INSTRUCTION
Reproduce all records exactly.

-------- DATA SUPPLIED

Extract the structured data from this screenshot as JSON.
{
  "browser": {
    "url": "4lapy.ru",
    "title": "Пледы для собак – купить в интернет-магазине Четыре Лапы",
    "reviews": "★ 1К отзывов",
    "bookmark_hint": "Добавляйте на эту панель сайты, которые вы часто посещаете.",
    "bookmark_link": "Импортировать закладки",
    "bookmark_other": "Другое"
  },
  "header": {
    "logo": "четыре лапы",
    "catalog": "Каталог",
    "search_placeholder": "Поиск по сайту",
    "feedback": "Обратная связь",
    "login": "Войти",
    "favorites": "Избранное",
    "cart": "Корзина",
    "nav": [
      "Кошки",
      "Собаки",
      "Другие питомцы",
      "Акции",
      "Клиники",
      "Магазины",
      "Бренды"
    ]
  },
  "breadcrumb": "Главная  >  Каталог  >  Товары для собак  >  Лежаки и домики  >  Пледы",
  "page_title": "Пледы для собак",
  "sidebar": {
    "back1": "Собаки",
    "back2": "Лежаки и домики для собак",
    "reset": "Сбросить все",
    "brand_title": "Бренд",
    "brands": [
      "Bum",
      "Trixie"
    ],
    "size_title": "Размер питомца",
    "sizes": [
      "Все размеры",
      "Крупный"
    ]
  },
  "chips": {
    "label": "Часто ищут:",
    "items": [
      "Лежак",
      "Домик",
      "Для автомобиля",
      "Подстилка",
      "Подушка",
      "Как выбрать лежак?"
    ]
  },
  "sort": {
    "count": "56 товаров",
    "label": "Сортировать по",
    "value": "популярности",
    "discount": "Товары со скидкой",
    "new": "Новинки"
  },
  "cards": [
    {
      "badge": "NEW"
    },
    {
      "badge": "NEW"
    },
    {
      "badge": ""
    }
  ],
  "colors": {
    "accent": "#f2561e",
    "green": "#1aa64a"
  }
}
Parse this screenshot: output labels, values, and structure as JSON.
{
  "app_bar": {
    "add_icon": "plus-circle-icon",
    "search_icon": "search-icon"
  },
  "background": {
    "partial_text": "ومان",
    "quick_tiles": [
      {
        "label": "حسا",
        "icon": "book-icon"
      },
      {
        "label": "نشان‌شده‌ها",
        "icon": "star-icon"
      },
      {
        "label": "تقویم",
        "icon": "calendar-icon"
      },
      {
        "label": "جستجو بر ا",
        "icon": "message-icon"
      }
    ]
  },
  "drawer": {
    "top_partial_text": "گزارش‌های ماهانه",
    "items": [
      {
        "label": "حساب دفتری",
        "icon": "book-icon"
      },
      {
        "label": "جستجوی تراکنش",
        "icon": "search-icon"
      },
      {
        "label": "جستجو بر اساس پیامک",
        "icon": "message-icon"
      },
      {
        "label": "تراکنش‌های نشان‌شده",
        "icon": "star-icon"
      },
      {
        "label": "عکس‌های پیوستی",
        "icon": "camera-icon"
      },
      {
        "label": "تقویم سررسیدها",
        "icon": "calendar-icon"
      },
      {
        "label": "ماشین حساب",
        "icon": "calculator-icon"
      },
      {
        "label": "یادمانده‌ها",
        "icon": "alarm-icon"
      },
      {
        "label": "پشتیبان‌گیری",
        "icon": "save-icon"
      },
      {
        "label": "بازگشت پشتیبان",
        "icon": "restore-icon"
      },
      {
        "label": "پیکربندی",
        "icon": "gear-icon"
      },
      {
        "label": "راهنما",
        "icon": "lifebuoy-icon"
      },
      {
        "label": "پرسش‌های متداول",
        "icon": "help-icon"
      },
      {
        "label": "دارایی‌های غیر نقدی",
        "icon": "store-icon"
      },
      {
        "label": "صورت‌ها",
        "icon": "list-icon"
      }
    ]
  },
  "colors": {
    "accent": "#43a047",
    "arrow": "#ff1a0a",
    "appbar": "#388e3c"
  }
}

----------------

OUTPUT FOR THIS TASK
Extract the structured data from this screenshot as JSON.
{
  "browser": {
    "url": "4lapy.ru",
    "title": "Пледы для собак – купить в интернет-магазине Четыре Лапы",
    "reviews": "★ 1К отзывов",
    "bookmark_hint": "Добавляйте на эту панель сайты, которые вы часто посещаете.",
    "bookmark_link": "Импортировать закладки",
    "bookmark_other": "Другое"
  },
  "header": {
    "logo": "четыре лапы",
    "catalog": "Каталог",
    "search_placeholder": "Поиск по сайту",
    "feedback": "Обратная связь",
    "login": "Войти",
    "favorites": "Избранное",
    "cart": "Корзина",
    "nav": [
      "Кошки",
      "Собаки",
      "Другие питомцы",
      "Акции",
      "Клиники",
      "Магазины",
      "Бренды"
    ]
  },
  "breadcrumb": "Главная  >  Каталог  >  Товары для собак  >  Лежаки и домики  >  Пледы",
  "page_title": "Пледы для собак",
  "sidebar": {
    "back1": "Собаки",
    "back2": "Лежаки и домики для собак",
    "reset": "Сбросить все",
    "brand_title": "Бренд",
    "brands": [
      "Bum",
      "Trixie"
    ],
    "size_title": "Размер питомца",
    "sizes": [
      "Все размеры",
      "Крупный"
    ]
  },
  "chips": {
    "label": "Часто ищут:",
    "items": [
      "Лежак",
      "Домик",
      "Для автомобиля",
      "Подстилка",
      "Подушка",
      "Как выбрать лежак?"
    ]
  },
  "sort": {
    "count": "56 товаров",
    "label": "Сортировать по",
    "value": "популярности",
    "discount": "Товары со скидкой",
    "new": "Новинки"
  },
  "cards": [
    {
      "badge": "NEW"
    },
    {
      "badge": "NEW"
    },
    {
      "badge": ""
    }
  ],
  "colors": {
    "accent": "#f2561e",
    "green": "#1aa64a"
  }
}
Parse this screenshot: output labels, values, and structure as JSON.
{
  "app_bar": {
    "add_icon": "plus-circle-icon",
    "search_icon": "search-icon"
  },
  "background": {
    "partial_text": "ومان",
    "quick_tiles": [
      {
        "label": "حسا",
        "icon": "book-icon"
      },
      {
        "label": "نشان‌شده‌ها",
        "icon": "star-icon"
      },
      {
        "label": "تقویم",
        "icon": "calendar-icon"
      },
      {
        "label": "جستجو بر ا",
        "icon": "message-icon"
      }
    ]
  },
  "drawer": {
    "top_partial_text": "گزارش‌های ماهانه",
    "items": [
      {
        "label": "حساب دفتری",
        "icon": "book-icon"
      },
      {
        "label": "جستجوی تراکنش",
        "icon": "search-icon"
      },
      {
        "label": "جستجو بر اساس پیامک",
        "icon": "message-icon"
      },
      {
        "label": "تراکنش‌های نشان‌شده",
        "icon": "star-icon"
      },
      {
        "label": "عکس‌های پیوستی",
        "icon": "camera-icon"
      },
      {
        "label": "تقویم سررسیدها",
        "icon": "calendar-icon"
      },
      {
        "label": "ماشین حساب",
        "icon": "calculator-icon"
      },
      {
        "label": "یادمانده‌ها",
        "icon": "alarm-icon"
      },
      {
        "label": "پشتیبان‌گیری",
        "icon": "save-icon"
      },
      {
        "label": "بازگشت پشتیبان",
        "icon": "restore-icon"
      },
      {
        "label": "پیکربندی",
        "icon": "gear-icon"
      },
      {
        "label": "راهنما",
        "icon": "lifebuoy-icon"
      },
      {
        "label": "پرسش‌های متداول",
        "icon": "help-icon"
      },
      {
        "label": "دارایی‌های غیر نقدی",
        "icon": "store-icon"
      },
      {
        "label": "صورت‌ها",
        "icon": "list-icon"
      }
    ]
  },
  "colors": {
    "accent": "#43a047",
    "arrow": "#ff1a0a",
    "appbar": "#388e3c"
  }
}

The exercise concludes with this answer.